▶ _Stated exercise_
Say how many lines of the listing below contain "chart", giving the number and nothing else.

Stored data:
------------------------------------------------------------------------

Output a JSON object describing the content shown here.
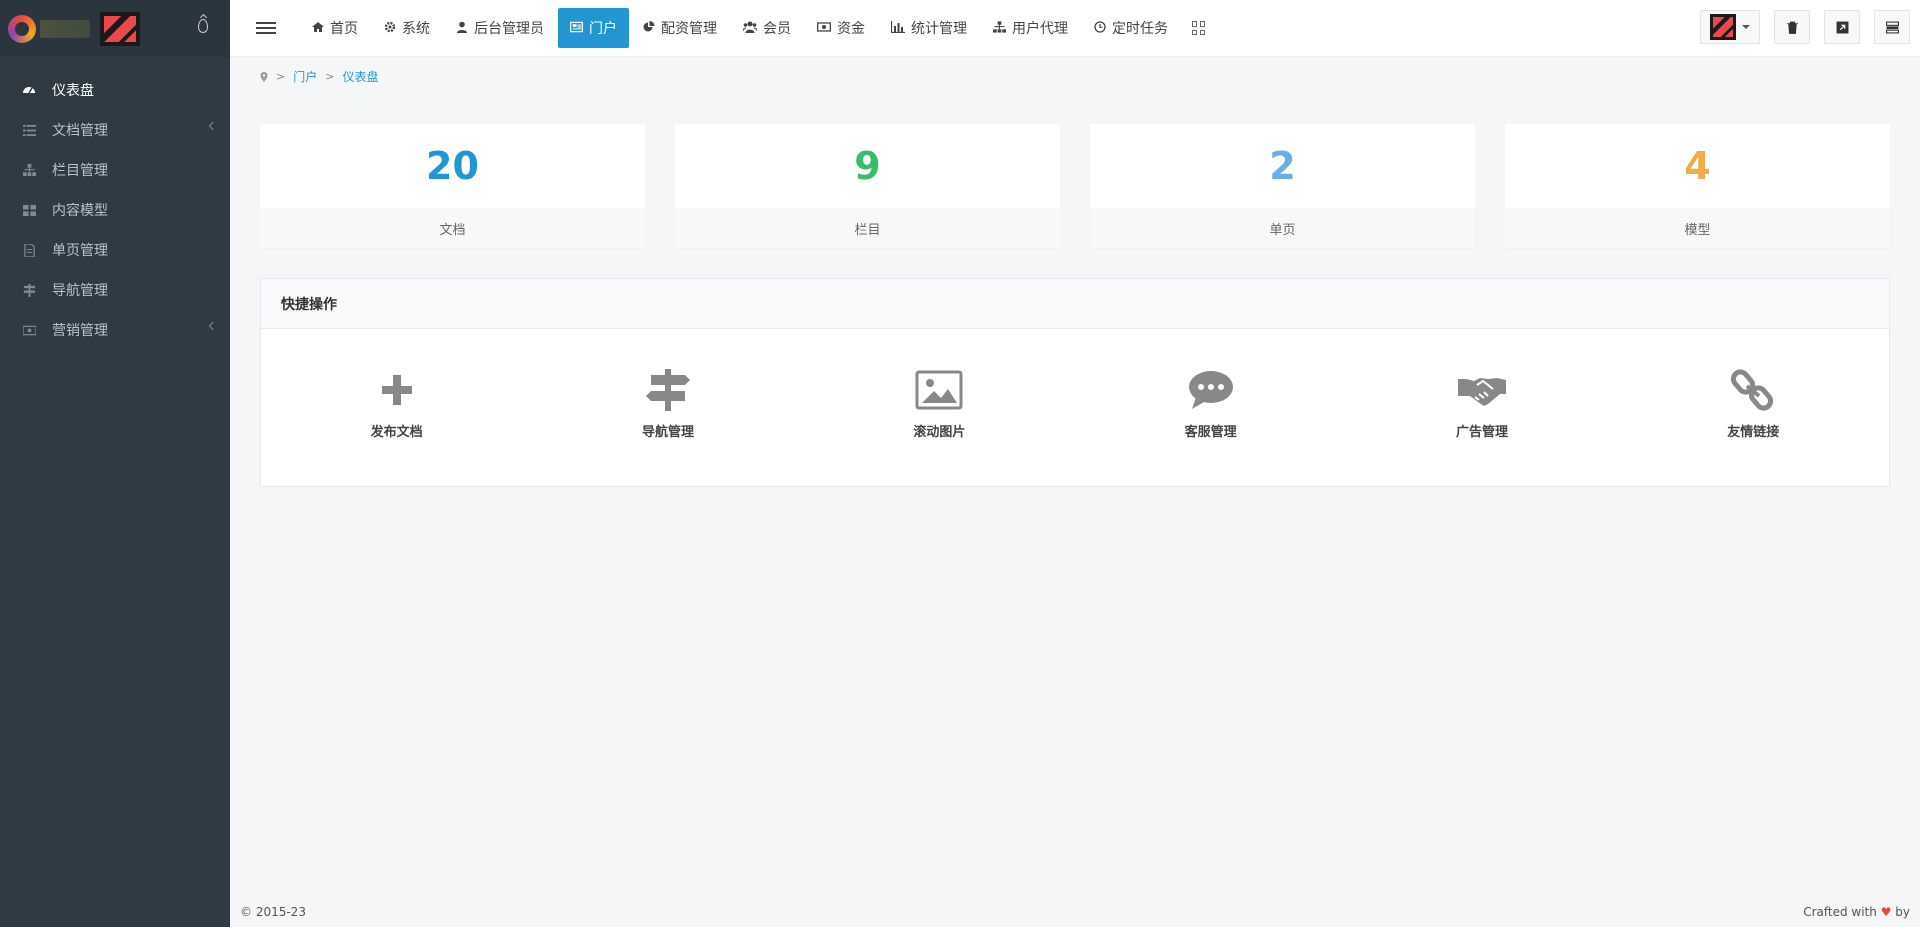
{
  "sidebar": {
    "items": [
      {
        "label": "仪表盘",
        "icon": "dashboard-icon",
        "active": true
      },
      {
        "label": "文档管理",
        "icon": "list-icon",
        "has_children": true
      },
      {
        "label": "栏目管理",
        "icon": "sitemap-icon"
      },
      {
        "label": "内容模型",
        "icon": "grid-icon"
      },
      {
        "label": "单页管理",
        "icon": "file-icon"
      },
      {
        "label": "导航管理",
        "icon": "signpost-icon"
      },
      {
        "label": "营销管理",
        "icon": "money-icon",
        "has_children": true
      }
    ]
  },
  "topnav": {
    "items": [
      {
        "label": "首页",
        "icon": "home-icon"
      },
      {
        "label": "系统",
        "icon": "gear-icon"
      },
      {
        "label": "后台管理员",
        "icon": "user-icon"
      },
      {
        "label": "门户",
        "icon": "newspaper-icon",
        "active": true
      },
      {
        "label": "配资管理",
        "icon": "pie-chart-icon"
      },
      {
        "label": "会员",
        "icon": "users-icon"
      },
      {
        "label": "资金",
        "icon": "money-icon"
      },
      {
        "label": "统计管理",
        "icon": "bar-chart-icon"
      },
      {
        "label": "用户代理",
        "icon": "sitemap-icon"
      },
      {
        "label": "定时任务",
        "icon": "clock-icon"
      }
    ]
  },
  "breadcrumb": {
    "items": [
      "门户",
      "仪表盘"
    ]
  },
  "stats": [
    {
      "value": "20",
      "label": "文档",
      "color": "#2196d3"
    },
    {
      "value": "9",
      "label": "栏目",
      "color": "#3cb96b"
    },
    {
      "value": "2",
      "label": "单页",
      "color": "#6aaee8"
    },
    {
      "value": "4",
      "label": "模型",
      "color": "#f0ad4e"
    }
  ],
  "quick": {
    "title": "快捷操作",
    "items": [
      {
        "label": "发布文档",
        "icon": "plus-icon"
      },
      {
        "label": "导航管理",
        "icon": "signpost-icon"
      },
      {
        "label": "滚动图片",
        "icon": "image-icon"
      },
      {
        "label": "客服管理",
        "icon": "chat-icon"
      },
      {
        "label": "广告管理",
        "icon": "handshake-icon"
      },
      {
        "label": "友情链接",
        "icon": "link-icon"
      }
    ]
  },
  "footer": {
    "copyright": "© 2015-23",
    "crafted_prefix": "Crafted with",
    "crafted_suffix": "by"
  },
  "colors": {
    "accent": "#2196d3",
    "sidebar_bg": "#2f3a43"
  }
}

------------------------------------------------------------------------

▶ _Expected answer_
2